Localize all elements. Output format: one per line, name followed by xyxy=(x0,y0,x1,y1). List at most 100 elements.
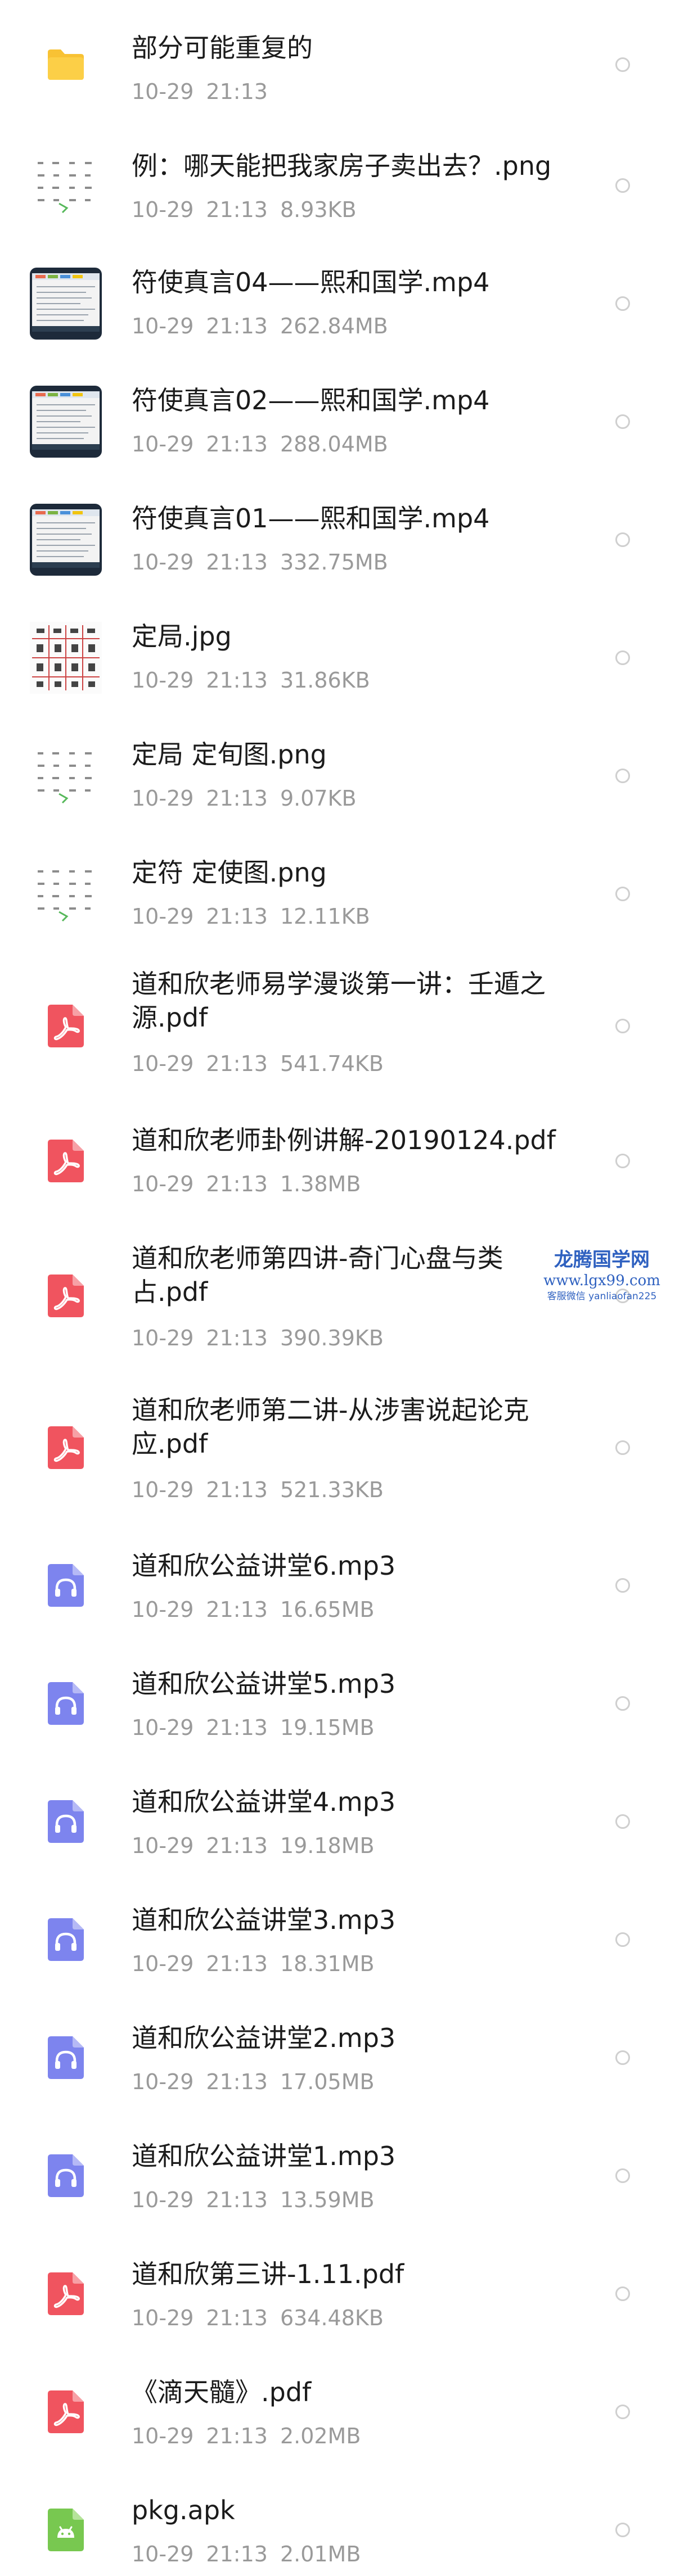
audio-icon xyxy=(48,1918,84,1961)
select-radio[interactable] xyxy=(615,296,630,311)
file-thumbnail xyxy=(29,1785,102,1858)
audio-icon xyxy=(48,2154,84,2197)
file-meta: 10-29 21:13 18.31MB xyxy=(132,1950,375,1978)
file-name: 定局.jpg xyxy=(132,621,232,652)
folder-thumbnail xyxy=(29,28,102,101)
file-meta: 10-29 21:13 9.07KB xyxy=(132,784,357,812)
select-radio[interactable] xyxy=(615,1154,630,1168)
file-size: 2.02MB xyxy=(280,2424,361,2448)
file-time: 21:13 xyxy=(206,1597,268,1622)
file-meta: 10-29 21:13 19.18MB xyxy=(132,1832,375,1860)
file-date: 10-29 xyxy=(132,197,194,222)
file-name: 道和欣公益讲堂5.mp3 xyxy=(132,1669,396,1699)
file-name: 道和欣老师易学漫谈第一讲：壬遁之 源.pdf xyxy=(132,969,546,1033)
file-meta: 10-29 21:13 8.93KB xyxy=(132,196,357,224)
pdf-icon xyxy=(48,1275,84,1317)
file-name: 部分可能重复的 xyxy=(132,33,313,63)
file-thumbnail xyxy=(29,2021,102,2094)
file-time: 21:13 xyxy=(206,550,268,575)
file-thumbnail xyxy=(29,149,102,222)
select-radio[interactable] xyxy=(615,1578,630,1593)
file-thumbnail xyxy=(29,1124,102,1197)
select-radio[interactable] xyxy=(615,2523,630,2537)
android-icon xyxy=(48,2509,84,2551)
select-radio[interactable] xyxy=(615,532,630,547)
file-time: 21:13 xyxy=(206,1172,268,1196)
select-radio[interactable] xyxy=(615,1932,630,1947)
file-name: 道和欣公益讲堂4.mp3 xyxy=(132,1787,396,1817)
file-thumbnail xyxy=(29,621,102,694)
file-time: 21:13 xyxy=(206,2424,268,2448)
file-size: 19.15MB xyxy=(280,1715,375,1740)
file-meta: 10-29 21:13 288.04MB xyxy=(132,430,388,458)
file-date: 10-29 xyxy=(132,2306,194,2330)
video-thumbnail xyxy=(30,386,102,458)
select-radio[interactable] xyxy=(615,1814,630,1829)
file-meta: 10-29 21:13 19.15MB xyxy=(132,1714,375,1742)
select-radio[interactable] xyxy=(615,1440,630,1455)
select-radio[interactable] xyxy=(615,887,630,901)
image-thumbnail xyxy=(30,740,102,812)
select-radio[interactable] xyxy=(615,1019,630,1033)
file-time: 21:13 xyxy=(206,2542,268,2566)
file-time: 21:13 xyxy=(206,314,268,338)
file-time: 21:13 xyxy=(206,1715,268,1740)
select-radio[interactable] xyxy=(615,57,630,72)
file-meta: 10-29 21:13 12.11KB xyxy=(132,902,370,930)
pdf-icon xyxy=(48,1005,84,1047)
file-date: 10-29 xyxy=(132,1951,194,1976)
pdf-icon xyxy=(48,2390,84,2433)
file-time: 21:13 xyxy=(206,1833,268,1858)
file-name: 道和欣老师卦例讲解-20190124.pdf xyxy=(132,1125,556,1155)
file-name: 符使真言04——熙和国学.mp4 xyxy=(132,267,490,297)
select-radio[interactable] xyxy=(615,769,630,783)
file-size: 1.38MB xyxy=(280,1172,361,1196)
file-time: 21:13 xyxy=(206,1326,268,1350)
file-size: 12.11KB xyxy=(280,904,370,929)
file-thumbnail xyxy=(29,503,102,576)
file-date: 10-29 xyxy=(132,1172,194,1196)
file-thumbnail xyxy=(29,1411,102,1484)
select-radio[interactable] xyxy=(615,2405,630,2419)
file-time: 21:13 xyxy=(206,432,268,457)
file-meta: 10-29 21:13 541.74KB xyxy=(132,1050,384,1078)
file-size: 18.31MB xyxy=(280,1951,375,1976)
file-meta: 10-29 21:13 13.59MB xyxy=(132,2186,375,2214)
file-date: 10-29 xyxy=(132,904,194,929)
file-meta: 10-29 21:13 634.48KB xyxy=(132,2304,384,2332)
file-meta: 10-29 21:13 1.38MB xyxy=(132,1170,361,1198)
file-meta: 10-29 21:13 31.86KB xyxy=(132,666,370,694)
audio-icon xyxy=(48,1564,84,1607)
file-meta: 10-29 21:13 390.39KB xyxy=(132,1324,384,1352)
file-name: 《滴天髓》.pdf xyxy=(132,2377,312,2407)
select-radio[interactable] xyxy=(615,2050,630,2065)
video-thumbnail xyxy=(30,268,102,340)
file-size: 8.93KB xyxy=(280,197,357,222)
audio-icon xyxy=(48,1800,84,1843)
file-name: 道和欣公益讲堂6.mp3 xyxy=(132,1551,396,1581)
file-size: 31.86KB xyxy=(280,668,370,693)
file-size: 541.74KB xyxy=(280,1051,384,1076)
file-time: 21:13 xyxy=(206,1051,268,1076)
file-size: 521.33KB xyxy=(280,1477,384,1502)
select-radio[interactable] xyxy=(615,414,630,429)
file-size: 2.01MB xyxy=(280,2542,361,2566)
select-radio[interactable] xyxy=(615,1696,630,1711)
file-time: 21:13 xyxy=(206,2069,268,2094)
file-meta: 10-29 21:13 2.02MB xyxy=(132,2422,361,2450)
select-radio[interactable] xyxy=(615,178,630,193)
file-date: 10-29 xyxy=(132,1597,194,1622)
file-name: 例：哪天能把我家房子卖出去？.png xyxy=(132,151,552,181)
file-thumbnail xyxy=(29,385,102,458)
file-name: 符使真言01——熙和国学.mp4 xyxy=(132,503,490,534)
file-date: 10-29 xyxy=(132,2542,194,2566)
select-radio[interactable] xyxy=(615,2286,630,2301)
file-time: 21:13 xyxy=(206,668,268,693)
select-radio[interactable] xyxy=(615,650,630,665)
pdf-icon xyxy=(48,1140,84,1182)
file-name: 道和欣第三讲-1.11.pdf xyxy=(132,2259,404,2289)
select-radio[interactable] xyxy=(615,2168,630,2183)
file-thumbnail xyxy=(29,1549,102,1622)
file-time: 21:13 xyxy=(206,2306,268,2330)
file-thumbnail xyxy=(29,1903,102,1976)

━━━━━━━━

| Given exercise |
Please recast the rows above as a JSON list of strings, one string per line, with blank lines left out and the pictures omitted.

| Answer to this exercise |
[
  "Localize all elements. Output format: one per line, name followed by xyxy=(x0,y0,x1,y1). List at most 100 elements.",
  "audio-icon xyxy=(48,1918,84,1961)",
  "select-radio[interactable] xyxy=(615,296,630,311)",
  "file-thumbnail xyxy=(29,1785,102,1858)",
  "audio-icon xyxy=(48,2154,84,2197)",
  "file-meta: 10-29 21:13 18.31MB xyxy=(132,1950,375,1978)",
  "file-name: 定局.jpg xyxy=(132,621,232,652)",
  "folder-thumbnail xyxy=(29,28,102,101)",
  "file-meta: 10-29 21:13 9.07KB xyxy=(132,784,357,812)",
  "select-radio[interactable] xyxy=(615,1154,630,1168)",
  "file-size: 2.02MB xyxy=(280,2424,361,2448)",
  "file-time: 21:13 xyxy=(206,1597,268,1622)",
  "file-meta: 10-29 21:13 19.18MB xyxy=(132,1832,375,1860)",
  "file-date: 10-29 xyxy=(132,197,194,222)",
  "file-name: 道和欣公益讲堂5.mp3 xyxy=(132,1669,396,1699)",
  "file-name: 道和欣老师易学漫谈第一讲：壬遁之 源.pdf xyxy=(132,969,546,1033)",
  "file-meta: 10-29 21:13 8.93KB xyxy=(132,196,357,224)",
  "pdf-icon xyxy=(48,1275,84,1317)",
  "file-name: 部分可能重复的 xyxy=(132,33,313,63)",
  "file-thumbnail xyxy=(29,2021,102,2094)",
  "file-time: 21:13 xyxy=(206,550,268,575)",
  "file-thumbnail xyxy=(29,149,102,222)",
  "select-radio[interactable] xyxy=(615,1578,630,1593)",
  "file-thumbnail xyxy=(29,1124,102,1197)",
  "select-radio[interactable] xyxy=(615,2523,630,2537)",
  "android-icon xyxy=(48,2509,84,2551)",
  "select-radio[interactable] xyxy=(615,532,630,547)",
  "file-time: 21:13 xyxy=(206,1172,268,1196)",
  "select-radio[interactable] xyxy=(615,1932,630,1947)",
  "file-name: 道和欣公益讲堂4.mp3 xyxy=(132,1787,396,1817)",
  "file-thumbnail xyxy=(29,621,102,694)",
  "file-time: 21:13 xyxy=(206,2424,268,2448)",
  "file-size: 19.15MB xyxy=(280,1715,375,1740)",
  "file-meta: 10-29 21:13 288.04MB xyxy=(132,430,388,458)",
  "file-date: 10-29 xyxy=(132,2306,194,2330)",
  "video-thumbnail xyxy=(30,386,102,458)",
  "select-radio[interactable] xyxy=(615,1814,630,1829)",
  "file-meta: 10-29 21:13 19.15MB xyxy=(132,1714,375,1742)",
  "select-radio[interactable] xyxy=(615,1440,630,1455)",
  "select-radio[interactable] xyxy=(615,887,630,901)",
  "image-thumbnail xyxy=(30,740,102,812)",
  "select-radio[interactable] xyxy=(615,1019,630,1033)",
  "file-time: 21:13 xyxy=(206,2542,268,2566)",
  "file-time: 21:13 xyxy=(206,314,268,338)",
  "file-time: 21:13 xyxy=(206,1715,268,1740)",
  "select-radio[interactable] xyxy=(615,57,630,72)",
  "file-meta: 10-29 21:13 12.11KB xyxy=(132,902,370,930)",
  "pdf-icon xyxy=(48,1005,84,1047)",
  "file-date: 10-29 xyxy=(132,1951,194,1976)",
  "pdf-icon xyxy=(48,2390,84,2433)",
  "file-time: 21:13 xyxy=(206,1833,268,1858)",
  "file-name: 道和欣老师卦例讲解-20190124.pdf xyxy=(132,1125,556,1155)",
  "file-name: 符使真言04——熙和国学.mp4 xyxy=(132,267,490,297)",
  "select-radio[interactable] xyxy=(615,769,630,783)",
  "file-size: 1.38MB xyxy=(280,1172,361,1196)",
  "file-time: 21:13 xyxy=(206,1326,268,1350)",
  "file-size: 12.11KB xyxy=(280,904,370,929)",
  "file-thumbnail xyxy=(29,503,102,576)",
  "file-date: 10-29 xyxy=(132,1172,194,1196)",
  "file-thumbnail xyxy=(29,1411,102,1484)",
  "select-radio[interactable] xyxy=(615,2405,630,2419)",
  "file-time: 21:13 xyxy=(206,432,268,457)",
  "file-meta: 10-29 21:13 541.74KB xyxy=(132,1050,384,1078)",
  "file-size: 18.31MB xyxy=(280,1951,375,1976)",
  "file-meta: 10-29 21:13 13.59MB xyxy=(132,2186,375,2214)",
  "file-date: 10-29 xyxy=(132,904,194,929)",
  "file-meta: 10-29 21:13 634.48KB xyxy=(132,2304,384,2332)",
  "file-meta: 10-29 21:13 1.38MB xyxy=(132,1170,361,1198)",
  "file-meta: 10-29 21:13 31.86KB xyxy=(132,666,370,694)",
  "audio-icon xyxy=(48,1564,84,1607)",
  "file-meta: 10-29 21:13 390.39KB xyxy=(132,1324,384,1352)",
  "file-name: 《滴天髓》.pdf xyxy=(132,2377,312,2407)",
  "select-radio[interactable] xyxy=(615,2050,630,2065)",
  "video-thumbnail xyxy=(30,268,102,340)",
  "file-size: 8.93KB xyxy=(280,197,357,222)",
  "audio-icon xyxy=(48,1800,84,1843)",
  "file-name: 道和欣公益讲堂6.mp3 xyxy=(132,1551,396,1581)",
  "file-size: 31.86KB xyxy=(280,668,370,693)",
  "file-size: 541.74KB xyxy=(280,1051,384,1076)",
  "file-time: 21:13 xyxy=(206,1051,268,1076)",
  "file-size: 521.33KB xyxy=(280,1477,384,1502)",
  "select-radio[interactable] xyxy=(615,414,630,429)",
  "file-size: 2.01MB xyxy=(280,2542,361,2566)",
  "select-radio[interactable] xyxy=(615,1696,630,1711)",
  "file-time: 21:13 xyxy=(206,2069,268,2094)",
  "file-meta: 10-29 21:13 2.02MB xyxy=(132,2422,361,2450)",
  "select-radio[interactable] xyxy=(615,178,630,193)",
  "file-date: 10-29 xyxy=(132,1597,194,1622)",
  "file-name: 例：哪天能把我家房子卖出去？.png xyxy=(132,151,552,181)",
  "file-thumbnail xyxy=(29,385,102,458)",
  "file-name: 符使真言01——熙和国学.mp4 xyxy=(132,503,490,534)",
  "file-date: 10-29 xyxy=(132,2542,194,2566)",
  "select-radio[interactable] xyxy=(615,2286,630,2301)",
  "file-time: 21:13 xyxy=(206,668,268,693)",
  "select-radio[interactable] xyxy=(615,650,630,665)",
  "pdf-icon xyxy=(48,1140,84,1182)",
  "file-name: 道和欣第三讲-1.11.pdf xyxy=(132,2259,404,2289)",
  "select-radio[interactable] xyxy=(615,2168,630,2183)",
  "file-thumbnail xyxy=(29,1549,102,1622)",
  "file-time: 21:13 xyxy=(206,2306,268,2330)",
  "file-thumbnail xyxy=(29,1903,102,1976)"
]